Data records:

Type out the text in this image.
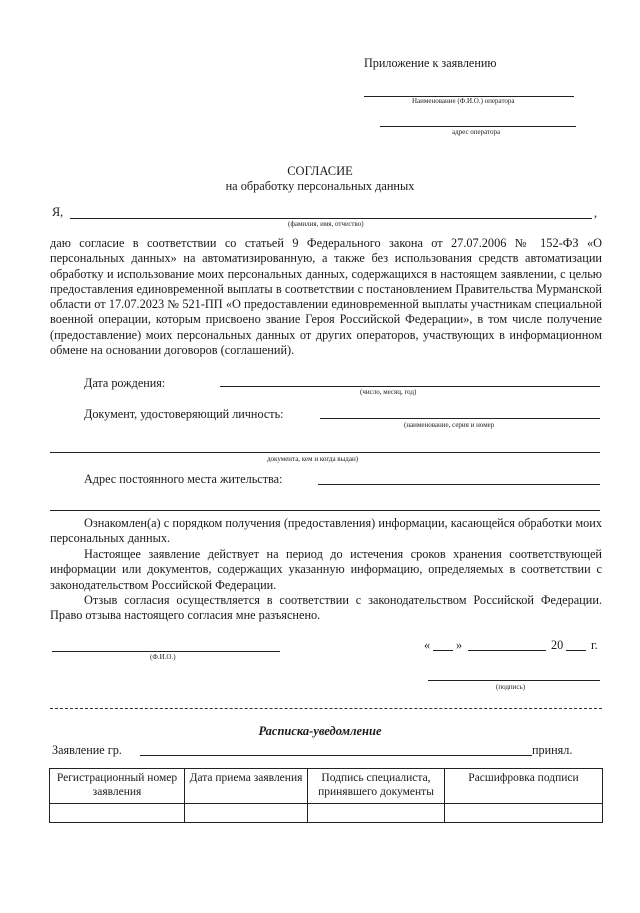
Приложение к заявлению
Наименование (Ф.И.О.) оператора
адрес оператора
СОГЛАСИЕ
на обработку персональных данных
Я,	,
(фамилия, имя, отчество)
даю согласие в соответствии со статьей 9 Федерального закона от 27.07.2006 № 152-ФЗ «О персональных данных» на автоматизированную, а также без использования средств автоматизации обработку и использование моих персональных данных, содержащихся в настоящем заявлении, с целью предоставления единовременной выплаты в соответствии с постановлением Правительства Мурманской области от 17.07.2023 № 521-ПП «О предоставлении единовременной выплаты участникам специальной военной операции, которым присвоено звание Героя Российской Федерации», в том числе получение (предоставление) моих персональных данных от других операторов, участвующих в информационном обмене на основании договоров (соглашений).
Дата рождения:
(число, месяц, год)
Документ, удостоверяющий личность:
(наименование, серия и номер
документа, кем и когда выдан)
Адрес постоянного места жительства:
Ознакомлен(а) с порядком получения (предоставления) информации, касающейся обработки моих персональных данных.
Настоящее заявление действует на период до истечения сроков хранения соответствующей информации или документов, содержащих указанную информацию, определяемых в соответствии с законодательством Российской Федерации.
Отзыв согласия осуществляется в соответствии с законодательством Российской Федерации. Право отзыва настоящего согласия мне разъяснено.
(Ф.И.О.)
« »	20 г.
(подпись)
Расписка-уведомление
Заявление гр.	принял.
Регистрационный номер заявления	Дата приема заявления	Подпись специалиста, принявшего документы	Расшифровка подписи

Exercise requirements:
Reproduce each line exactly, please, except for any pictures.

The response:
Type out the text in this image.
Приложение к заявлению
Наименование (Ф.И.О.) оператора
адрес оператора
СОГЛАСИЕ
на обработку персональных данных
Я,	,
(фамилия, имя, отчество)
даю согласие в соответствии со статьей 9 Федерального закона от 27.07.2006 № 152-ФЗ «О персональных данных» на автоматизированную, а также без использования средств автоматизации обработку и использование моих персональных данных, содержащихся в настоящем заявлении, с целью предоставления единовременной выплаты в соответствии с постановлением Правительства Мурманской области от 17.07.2023 № 521-ПП «О предоставлении единовременной выплаты участникам специальной военной операции, которым присвоено звание Героя Российской Федерации», в том числе получение (предоставление) моих персональных данных от других операторов, участвующих в информационном обмене на основании договоров (соглашений).
Дата рождения:
(число, месяц, год)
Документ, удостоверяющий личность:
(наименование, серия и номер
документа, кем и когда выдан)
Адрес постоянного места жительства:
Ознакомлен(а) с порядком получения (предоставления) информации, касающейся обработки моих персональных данных.
Настоящее заявление действует на период до истечения сроков хранения соответствующей информации или документов, содержащих указанную информацию, определяемых в соответствии с законодательством Российской Федерации.
Отзыв согласия осуществляется в соответствии с законодательством Российской Федерации. Право отзыва настоящего согласия мне разъяснено.
(Ф.И.О.)
« »	20 г.
(подпись)
Расписка-уведомление
Заявление гр.	принял.
Регистрационный номер заявления	Дата приема заявления	Подпись специалиста, принявшего документы	Расшифровка подписи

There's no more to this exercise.